Le banche “green” sono già un ricordo: in un anno investiti 26 miliardi in gas e petrolio

Alla Cop26 di Glasgow, 95 big del credito mondiale hanno lanciato un’alleanza per l’ambiente. Ma da allora, gli impegni non sono stati rispettati

Altro che abbandono delle fonti fossili: quattro delle principali banche europee hanno investito nell’ultimo anno circa 20 miliardi di euro in progetti che favoriscono l’espansione dell’estrazione di petrolio e gas. La notizia di per sé non è nuova, se non fosse che questi istituti (le britanniche Hsbc e Barclays, la francese Bnp Paribas e la tedesca Deutsche Bank) erano tra i firmatari dell’accordo raggiunto all’ultima conferenza Onu sul clima, la Cop26 di di Glasgow, con cui 95 banche di tutto il mondo si sono impegnate a tagliare gli investimenti nei settori economici più inquinanti, energie fossili comprese.

L’impegno è stato siglato lo scorso aprile, ma a quanto pare è ancora troppo presto per passare dalle parole ai fatti. Oltre alle quattro banche già citate, come calcolato dal quotidiano britannico Guardian, i 95 firmatari dell’accordo hanno investito dalla Cop26 in poi ben 26 miliardi di euro tra prestiti e finanziamenti ad aziende che possiedono ampi piani di espansione nell’estrazione di combustibili non rinnovabili. Non proprio quello che si attendeva da un gruppo che si era autoribattezzato “Net–Zero Banking Alliance”. 

Il ruolo delle banche  

L’accordo di Glasgow era stato salutato con favore dagli ambientalisti. Come ricorda sempre il Guardian, l’abbandono dello sfruttamento dei combustibili fossili necessario per evitare un aumento della temperatura superiore a 1,5° rispetto ai livelli preindustriali, è un obiettivo arduo da raggiungere senza l’appoggio delle banche, ossia senza reindirizzare i loro lauti fondi di investimento verso un’economia meno inquinante.

Perché è fallito l’accordo?

##############################

### [ESERCIZIO ASSEGNATO A]
Ricopia dall'articolo sulle banche e i combustibili fossili tutto il passo che va da "L’accordo di Glasgow" fino a "è fallito l’accordo?".
### [ESERCIZIO ASSEGNATO B]
Prosegui l'articolo sugli investimenti delle banche in gas e petrolio a partire dall'ultima riga riportata.

### [VOCI]
##############################

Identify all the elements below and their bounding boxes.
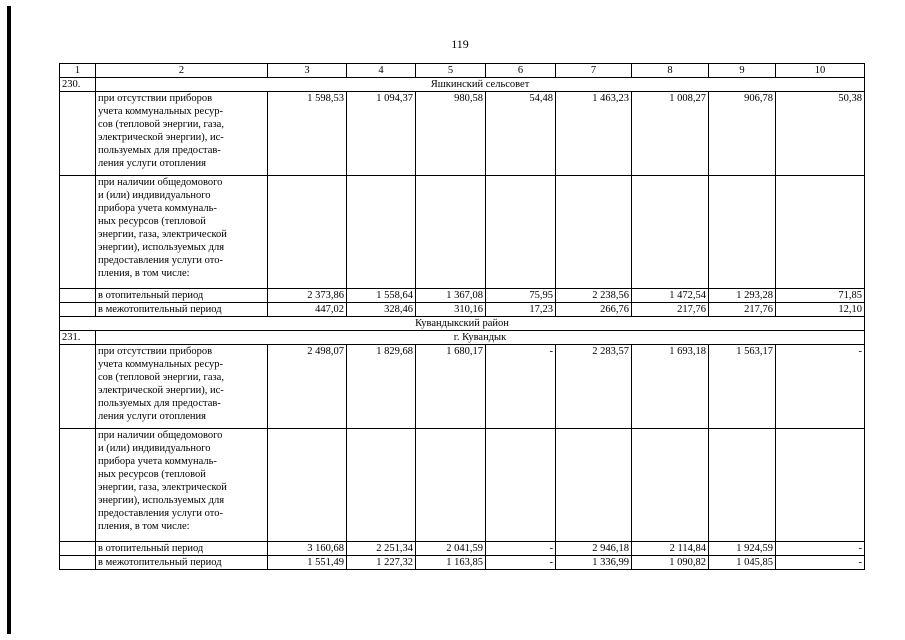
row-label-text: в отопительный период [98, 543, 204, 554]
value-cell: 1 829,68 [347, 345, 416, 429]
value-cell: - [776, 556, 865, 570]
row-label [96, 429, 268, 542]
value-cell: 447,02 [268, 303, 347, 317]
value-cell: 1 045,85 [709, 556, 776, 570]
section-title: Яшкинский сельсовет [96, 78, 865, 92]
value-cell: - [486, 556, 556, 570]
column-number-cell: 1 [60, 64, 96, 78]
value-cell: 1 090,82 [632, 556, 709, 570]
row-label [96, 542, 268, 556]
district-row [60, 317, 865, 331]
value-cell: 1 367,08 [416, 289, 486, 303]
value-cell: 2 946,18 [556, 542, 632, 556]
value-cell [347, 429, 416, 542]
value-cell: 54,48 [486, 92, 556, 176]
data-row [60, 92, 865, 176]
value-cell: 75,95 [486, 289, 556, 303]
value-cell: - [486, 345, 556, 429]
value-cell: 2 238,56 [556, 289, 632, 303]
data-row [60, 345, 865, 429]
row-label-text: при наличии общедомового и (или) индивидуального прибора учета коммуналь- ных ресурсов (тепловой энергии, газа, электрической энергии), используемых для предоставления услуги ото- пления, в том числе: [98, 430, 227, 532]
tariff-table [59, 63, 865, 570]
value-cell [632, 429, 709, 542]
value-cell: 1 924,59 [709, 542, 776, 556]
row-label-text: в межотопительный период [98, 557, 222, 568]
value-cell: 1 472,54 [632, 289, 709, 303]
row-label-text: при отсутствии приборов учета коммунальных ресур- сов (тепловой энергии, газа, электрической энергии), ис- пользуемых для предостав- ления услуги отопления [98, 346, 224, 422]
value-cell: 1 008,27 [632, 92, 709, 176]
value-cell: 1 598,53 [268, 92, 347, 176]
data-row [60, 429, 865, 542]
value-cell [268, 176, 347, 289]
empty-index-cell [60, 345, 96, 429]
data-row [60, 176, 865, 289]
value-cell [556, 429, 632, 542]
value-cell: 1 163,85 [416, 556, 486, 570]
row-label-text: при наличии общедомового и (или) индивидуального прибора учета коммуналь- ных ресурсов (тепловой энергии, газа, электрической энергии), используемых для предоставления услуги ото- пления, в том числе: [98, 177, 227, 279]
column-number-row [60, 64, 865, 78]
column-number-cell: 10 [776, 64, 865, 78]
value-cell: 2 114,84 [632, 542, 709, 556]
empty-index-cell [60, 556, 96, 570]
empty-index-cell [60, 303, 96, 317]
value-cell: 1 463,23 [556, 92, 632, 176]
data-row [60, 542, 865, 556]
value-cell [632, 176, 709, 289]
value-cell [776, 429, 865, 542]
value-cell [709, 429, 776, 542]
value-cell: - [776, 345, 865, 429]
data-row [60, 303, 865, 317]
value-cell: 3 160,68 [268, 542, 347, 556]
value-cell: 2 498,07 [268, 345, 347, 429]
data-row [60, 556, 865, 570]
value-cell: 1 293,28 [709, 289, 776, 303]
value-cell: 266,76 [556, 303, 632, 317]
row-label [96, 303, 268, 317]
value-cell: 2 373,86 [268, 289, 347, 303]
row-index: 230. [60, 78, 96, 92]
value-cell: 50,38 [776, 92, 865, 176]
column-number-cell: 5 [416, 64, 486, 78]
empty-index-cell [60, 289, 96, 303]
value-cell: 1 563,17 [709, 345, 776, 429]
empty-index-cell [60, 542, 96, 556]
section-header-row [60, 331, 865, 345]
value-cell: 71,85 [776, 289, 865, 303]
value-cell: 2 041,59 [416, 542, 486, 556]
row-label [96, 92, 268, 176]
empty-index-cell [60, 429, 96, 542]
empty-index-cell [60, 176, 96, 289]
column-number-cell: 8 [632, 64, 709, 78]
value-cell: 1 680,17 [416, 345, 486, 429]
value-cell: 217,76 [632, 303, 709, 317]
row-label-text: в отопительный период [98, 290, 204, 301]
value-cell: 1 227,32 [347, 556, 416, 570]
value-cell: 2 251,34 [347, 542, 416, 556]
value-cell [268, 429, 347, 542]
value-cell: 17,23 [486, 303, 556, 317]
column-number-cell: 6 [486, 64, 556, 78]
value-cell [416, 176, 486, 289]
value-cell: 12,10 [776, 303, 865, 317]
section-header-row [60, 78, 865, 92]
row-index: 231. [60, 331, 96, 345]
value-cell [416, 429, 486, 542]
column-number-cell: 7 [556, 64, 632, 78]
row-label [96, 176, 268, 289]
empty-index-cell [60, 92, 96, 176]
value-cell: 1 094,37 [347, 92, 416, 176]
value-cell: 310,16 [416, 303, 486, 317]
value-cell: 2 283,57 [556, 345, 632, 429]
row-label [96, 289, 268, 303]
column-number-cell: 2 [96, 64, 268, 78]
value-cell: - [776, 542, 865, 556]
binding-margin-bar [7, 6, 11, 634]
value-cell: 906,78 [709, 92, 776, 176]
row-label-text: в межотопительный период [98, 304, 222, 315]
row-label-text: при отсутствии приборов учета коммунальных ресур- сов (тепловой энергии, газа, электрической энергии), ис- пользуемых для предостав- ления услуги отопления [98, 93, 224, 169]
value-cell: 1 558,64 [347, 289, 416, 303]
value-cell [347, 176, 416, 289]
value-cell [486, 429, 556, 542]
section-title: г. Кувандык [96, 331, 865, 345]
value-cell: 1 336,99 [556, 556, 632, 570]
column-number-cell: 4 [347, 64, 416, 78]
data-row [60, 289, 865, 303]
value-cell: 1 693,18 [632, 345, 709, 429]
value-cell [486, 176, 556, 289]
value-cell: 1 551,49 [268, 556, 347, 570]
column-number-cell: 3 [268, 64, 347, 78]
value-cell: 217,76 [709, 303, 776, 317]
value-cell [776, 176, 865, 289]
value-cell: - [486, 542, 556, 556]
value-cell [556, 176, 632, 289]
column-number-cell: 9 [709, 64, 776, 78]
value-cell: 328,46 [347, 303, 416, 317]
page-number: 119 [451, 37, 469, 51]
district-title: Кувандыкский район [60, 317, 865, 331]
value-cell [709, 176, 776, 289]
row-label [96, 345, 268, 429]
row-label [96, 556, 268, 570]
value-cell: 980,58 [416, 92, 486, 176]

##############################

### [RISULTATO ATTESO A]
L’accordo di Glasgow era stato salutato con favore dagli ambientalisti. Come ricorda sempre il Guardian, l’abbandono dello sfruttamento dei combustibili fossili necessario per evitare un aumento della temperatura superiore a 1,5° rispetto ai livelli preindustriali, è un obiettivo arduo da raggiungere senza l’appoggio delle banche, ossia senza reindirizzare i loro lauti fondi di investimento verso un’economia meno inquinante.

Perché è fallito l’accordo?

### [RISULTATO ATTESO B]
Alla base del mancato rispetto degli accordi troviamo, in primo luogo, la riluttanza degli azionisti nell’investire in titoli che, dopo un primo boom iniziale, hanno cominciato a generare incertezze alternando periodi di crescita positiva a momenti di netto ribasso.  A tal proposito, un rapporto della scorsa settimana di EY citato dal Guadian evidenzia come il 70% delle aziende britanniche affermi di aver incontrato perplessità da parte di investitori e azionisti circa i loro piani di riduzione delle emissioni.

Un ulteriore motivo di resistenza, spiega Xavier Lerin, senior action manager di ShareAction, è costituito dalla convinzione che, riducendo gli investimenti su gas e petrolio, si rischi di alimentare ancora di più la crisi energetica che l’Europa sta affrontando in questi mesi, e che sta colpendo imprese ed economia. 

La tassonomia Ue

E più o meno la giustificazione che ha spinto la Commissione europea a “salvare” gas e nucleare con la cosiddetta tassonomia verde, un documento che di fatto indirizza i sempre più corposi fondi di investimento green verso i settori considerati più sostenibili per l’ambiente. Per Bruxelles, gas e nucleare sono fonti sostenibili. E con ogni probabilità gli Stati membri dell’Ue confermeranno questa impostazione.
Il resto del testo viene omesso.